**Exercise goal:**
Can you copy the rows below character for character, starting at the row that contains "Give me the" and ending at the row that contains "marker xyxy=(182,284,190,292)", with both of those rows included?
--- START Input records ---
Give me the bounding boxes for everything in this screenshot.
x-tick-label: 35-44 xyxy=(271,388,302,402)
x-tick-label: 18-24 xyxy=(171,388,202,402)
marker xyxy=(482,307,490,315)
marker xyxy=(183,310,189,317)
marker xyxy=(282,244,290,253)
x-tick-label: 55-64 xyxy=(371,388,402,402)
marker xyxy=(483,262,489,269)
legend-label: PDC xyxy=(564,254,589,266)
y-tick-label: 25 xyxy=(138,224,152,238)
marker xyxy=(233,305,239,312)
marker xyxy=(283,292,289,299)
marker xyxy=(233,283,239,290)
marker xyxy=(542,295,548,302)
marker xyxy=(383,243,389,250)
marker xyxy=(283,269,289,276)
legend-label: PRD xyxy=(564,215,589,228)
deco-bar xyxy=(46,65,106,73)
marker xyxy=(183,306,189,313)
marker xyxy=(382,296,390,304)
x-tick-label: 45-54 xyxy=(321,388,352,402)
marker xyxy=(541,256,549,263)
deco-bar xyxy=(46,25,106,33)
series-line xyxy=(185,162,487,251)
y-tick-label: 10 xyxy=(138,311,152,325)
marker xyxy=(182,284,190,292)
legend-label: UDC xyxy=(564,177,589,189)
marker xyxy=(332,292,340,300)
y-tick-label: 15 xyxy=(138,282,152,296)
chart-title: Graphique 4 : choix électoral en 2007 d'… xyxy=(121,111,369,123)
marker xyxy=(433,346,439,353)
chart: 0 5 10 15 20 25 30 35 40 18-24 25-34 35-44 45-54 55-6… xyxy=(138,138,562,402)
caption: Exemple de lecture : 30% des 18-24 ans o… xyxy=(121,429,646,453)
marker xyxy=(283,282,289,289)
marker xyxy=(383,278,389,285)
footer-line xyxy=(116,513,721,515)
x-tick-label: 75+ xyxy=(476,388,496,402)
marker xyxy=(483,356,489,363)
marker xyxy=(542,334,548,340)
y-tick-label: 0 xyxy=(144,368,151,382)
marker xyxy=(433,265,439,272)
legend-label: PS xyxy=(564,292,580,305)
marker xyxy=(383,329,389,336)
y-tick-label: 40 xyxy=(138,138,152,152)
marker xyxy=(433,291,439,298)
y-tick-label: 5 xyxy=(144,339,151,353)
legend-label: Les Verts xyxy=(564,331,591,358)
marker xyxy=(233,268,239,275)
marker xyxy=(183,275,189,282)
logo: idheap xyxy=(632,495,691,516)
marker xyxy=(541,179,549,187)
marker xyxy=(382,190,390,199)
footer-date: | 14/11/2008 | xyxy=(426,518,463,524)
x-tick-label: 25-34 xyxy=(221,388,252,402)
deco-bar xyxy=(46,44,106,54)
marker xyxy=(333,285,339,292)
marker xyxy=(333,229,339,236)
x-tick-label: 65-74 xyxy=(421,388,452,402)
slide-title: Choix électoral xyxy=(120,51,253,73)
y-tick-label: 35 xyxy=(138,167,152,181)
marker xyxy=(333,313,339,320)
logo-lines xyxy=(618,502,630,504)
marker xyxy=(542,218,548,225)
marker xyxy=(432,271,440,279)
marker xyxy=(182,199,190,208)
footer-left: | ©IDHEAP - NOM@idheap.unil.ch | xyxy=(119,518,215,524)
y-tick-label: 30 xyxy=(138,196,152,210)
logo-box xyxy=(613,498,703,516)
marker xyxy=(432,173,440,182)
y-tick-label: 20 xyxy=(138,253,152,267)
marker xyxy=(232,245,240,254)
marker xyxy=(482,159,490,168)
--- END Input records ---
--- START Input records ---
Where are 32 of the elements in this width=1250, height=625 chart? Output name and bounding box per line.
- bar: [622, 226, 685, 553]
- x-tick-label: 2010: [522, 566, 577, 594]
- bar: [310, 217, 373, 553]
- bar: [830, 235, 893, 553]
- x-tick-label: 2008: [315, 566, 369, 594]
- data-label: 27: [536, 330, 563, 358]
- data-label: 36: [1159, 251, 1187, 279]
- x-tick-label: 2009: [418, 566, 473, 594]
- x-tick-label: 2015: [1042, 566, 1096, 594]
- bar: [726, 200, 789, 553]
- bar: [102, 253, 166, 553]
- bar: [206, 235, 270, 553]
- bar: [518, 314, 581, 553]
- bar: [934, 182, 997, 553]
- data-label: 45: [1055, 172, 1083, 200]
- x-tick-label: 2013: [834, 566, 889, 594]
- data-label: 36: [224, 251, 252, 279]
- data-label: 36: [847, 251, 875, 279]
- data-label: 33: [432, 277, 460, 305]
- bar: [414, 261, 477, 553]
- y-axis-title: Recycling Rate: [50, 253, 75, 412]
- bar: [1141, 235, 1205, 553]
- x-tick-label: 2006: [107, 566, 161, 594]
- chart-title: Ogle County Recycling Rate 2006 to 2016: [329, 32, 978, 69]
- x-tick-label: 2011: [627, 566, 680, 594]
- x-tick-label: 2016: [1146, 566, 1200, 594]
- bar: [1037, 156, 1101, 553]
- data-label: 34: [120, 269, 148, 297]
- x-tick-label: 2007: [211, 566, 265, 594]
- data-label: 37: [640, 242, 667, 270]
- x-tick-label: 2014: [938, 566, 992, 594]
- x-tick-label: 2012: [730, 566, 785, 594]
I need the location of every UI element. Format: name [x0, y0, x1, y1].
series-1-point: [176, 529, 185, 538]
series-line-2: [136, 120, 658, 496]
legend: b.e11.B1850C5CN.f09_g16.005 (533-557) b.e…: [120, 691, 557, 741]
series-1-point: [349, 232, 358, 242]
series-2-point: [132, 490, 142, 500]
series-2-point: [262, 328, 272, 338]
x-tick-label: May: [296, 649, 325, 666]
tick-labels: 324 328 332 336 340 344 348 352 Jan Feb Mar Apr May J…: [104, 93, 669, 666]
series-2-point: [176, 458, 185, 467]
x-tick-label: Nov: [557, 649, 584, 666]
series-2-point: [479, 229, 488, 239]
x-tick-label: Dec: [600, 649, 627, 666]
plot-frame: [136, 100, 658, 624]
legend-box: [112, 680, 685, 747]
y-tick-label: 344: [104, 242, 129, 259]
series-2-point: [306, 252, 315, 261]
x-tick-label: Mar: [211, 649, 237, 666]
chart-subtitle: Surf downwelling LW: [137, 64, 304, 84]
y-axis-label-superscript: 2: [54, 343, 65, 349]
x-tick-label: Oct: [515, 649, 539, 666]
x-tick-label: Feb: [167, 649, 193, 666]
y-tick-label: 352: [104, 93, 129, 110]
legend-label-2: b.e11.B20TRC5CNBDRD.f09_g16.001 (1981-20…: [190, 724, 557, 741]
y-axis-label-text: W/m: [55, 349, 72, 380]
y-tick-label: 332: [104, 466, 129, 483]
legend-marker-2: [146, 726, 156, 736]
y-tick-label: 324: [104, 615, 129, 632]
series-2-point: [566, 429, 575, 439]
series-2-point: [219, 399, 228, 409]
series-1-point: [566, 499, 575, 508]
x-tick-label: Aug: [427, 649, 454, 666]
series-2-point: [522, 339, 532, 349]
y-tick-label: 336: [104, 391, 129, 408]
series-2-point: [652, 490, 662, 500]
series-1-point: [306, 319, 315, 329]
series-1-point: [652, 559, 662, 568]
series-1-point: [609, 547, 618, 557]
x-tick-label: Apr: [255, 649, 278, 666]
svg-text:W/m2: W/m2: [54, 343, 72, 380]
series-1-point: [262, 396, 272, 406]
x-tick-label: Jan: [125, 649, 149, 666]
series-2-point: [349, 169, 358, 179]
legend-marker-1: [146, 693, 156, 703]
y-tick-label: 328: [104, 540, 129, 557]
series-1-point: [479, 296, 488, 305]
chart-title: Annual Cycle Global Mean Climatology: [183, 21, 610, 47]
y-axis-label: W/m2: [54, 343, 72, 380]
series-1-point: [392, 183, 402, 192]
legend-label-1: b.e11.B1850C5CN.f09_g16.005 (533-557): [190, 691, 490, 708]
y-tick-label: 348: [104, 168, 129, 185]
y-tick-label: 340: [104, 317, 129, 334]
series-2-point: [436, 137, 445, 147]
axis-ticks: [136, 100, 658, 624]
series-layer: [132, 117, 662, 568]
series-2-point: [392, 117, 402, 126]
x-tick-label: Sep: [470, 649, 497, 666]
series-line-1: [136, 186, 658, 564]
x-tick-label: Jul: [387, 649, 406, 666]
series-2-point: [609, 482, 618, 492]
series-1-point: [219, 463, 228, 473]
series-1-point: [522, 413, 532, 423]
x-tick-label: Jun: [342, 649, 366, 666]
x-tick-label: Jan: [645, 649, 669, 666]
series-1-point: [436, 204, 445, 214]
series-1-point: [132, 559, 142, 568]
--- END Input records ---
--- START Input records ---
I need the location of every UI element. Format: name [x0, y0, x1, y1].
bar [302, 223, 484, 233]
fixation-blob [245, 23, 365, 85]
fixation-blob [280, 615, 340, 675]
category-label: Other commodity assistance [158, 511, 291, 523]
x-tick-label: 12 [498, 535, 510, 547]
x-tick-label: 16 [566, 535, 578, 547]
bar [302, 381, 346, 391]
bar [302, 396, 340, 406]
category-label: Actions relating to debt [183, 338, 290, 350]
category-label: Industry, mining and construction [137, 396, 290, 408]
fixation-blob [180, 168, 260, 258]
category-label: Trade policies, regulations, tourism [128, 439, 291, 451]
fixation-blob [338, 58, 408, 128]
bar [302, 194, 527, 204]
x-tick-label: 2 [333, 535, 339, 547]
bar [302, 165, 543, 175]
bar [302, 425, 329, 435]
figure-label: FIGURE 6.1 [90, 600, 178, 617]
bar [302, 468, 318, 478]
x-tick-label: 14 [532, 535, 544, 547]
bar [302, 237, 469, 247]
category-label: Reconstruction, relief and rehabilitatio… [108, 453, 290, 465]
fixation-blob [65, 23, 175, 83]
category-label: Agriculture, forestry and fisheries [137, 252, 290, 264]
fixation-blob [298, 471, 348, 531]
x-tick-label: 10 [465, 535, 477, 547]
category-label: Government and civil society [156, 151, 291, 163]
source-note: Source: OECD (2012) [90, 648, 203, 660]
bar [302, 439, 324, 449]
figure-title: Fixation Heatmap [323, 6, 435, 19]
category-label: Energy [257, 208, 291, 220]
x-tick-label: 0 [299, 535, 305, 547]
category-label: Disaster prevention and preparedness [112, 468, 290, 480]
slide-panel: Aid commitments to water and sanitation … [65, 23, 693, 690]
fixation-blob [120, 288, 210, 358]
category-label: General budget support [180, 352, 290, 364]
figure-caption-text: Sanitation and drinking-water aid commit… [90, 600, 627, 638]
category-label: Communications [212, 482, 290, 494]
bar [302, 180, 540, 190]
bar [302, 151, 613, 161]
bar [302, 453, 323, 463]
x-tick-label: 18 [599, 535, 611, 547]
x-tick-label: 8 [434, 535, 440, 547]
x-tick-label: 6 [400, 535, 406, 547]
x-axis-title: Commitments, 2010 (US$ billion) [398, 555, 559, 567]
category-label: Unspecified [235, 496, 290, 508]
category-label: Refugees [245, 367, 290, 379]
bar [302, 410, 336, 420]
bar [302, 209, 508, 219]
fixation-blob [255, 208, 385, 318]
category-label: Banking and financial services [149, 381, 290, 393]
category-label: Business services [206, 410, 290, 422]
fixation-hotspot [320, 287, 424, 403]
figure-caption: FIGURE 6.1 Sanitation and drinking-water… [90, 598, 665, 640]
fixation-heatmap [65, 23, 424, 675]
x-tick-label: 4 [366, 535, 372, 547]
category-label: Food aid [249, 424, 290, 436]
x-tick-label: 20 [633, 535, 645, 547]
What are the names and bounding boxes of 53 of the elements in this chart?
--- END Input records ---
**Response to this task:**
Give me the bounding boxes for everything in this screenshot.
x-tick-label: 35-44 xyxy=(271,388,302,402)
x-tick-label: 18-24 xyxy=(171,388,202,402)
marker xyxy=(482,307,490,315)
marker xyxy=(183,310,189,317)
marker xyxy=(282,244,290,253)
x-tick-label: 55-64 xyxy=(371,388,402,402)
marker xyxy=(483,262,489,269)
legend-label: PDC xyxy=(564,254,589,266)
y-tick-label: 25 xyxy=(138,224,152,238)
marker xyxy=(233,305,239,312)
marker xyxy=(283,292,289,299)
marker xyxy=(233,283,239,290)
marker xyxy=(542,295,548,302)
marker xyxy=(383,243,389,250)
marker xyxy=(283,269,289,276)
legend-label: PRD xyxy=(564,215,589,228)
deco-bar xyxy=(46,65,106,73)
marker xyxy=(183,306,189,313)
marker xyxy=(382,296,390,304)
x-tick-label: 45-54 xyxy=(321,388,352,402)
marker xyxy=(541,256,549,263)
deco-bar xyxy=(46,25,106,33)
series-line xyxy=(185,162,487,251)
y-tick-label: 10 xyxy=(138,311,152,325)
marker xyxy=(182,284,190,292)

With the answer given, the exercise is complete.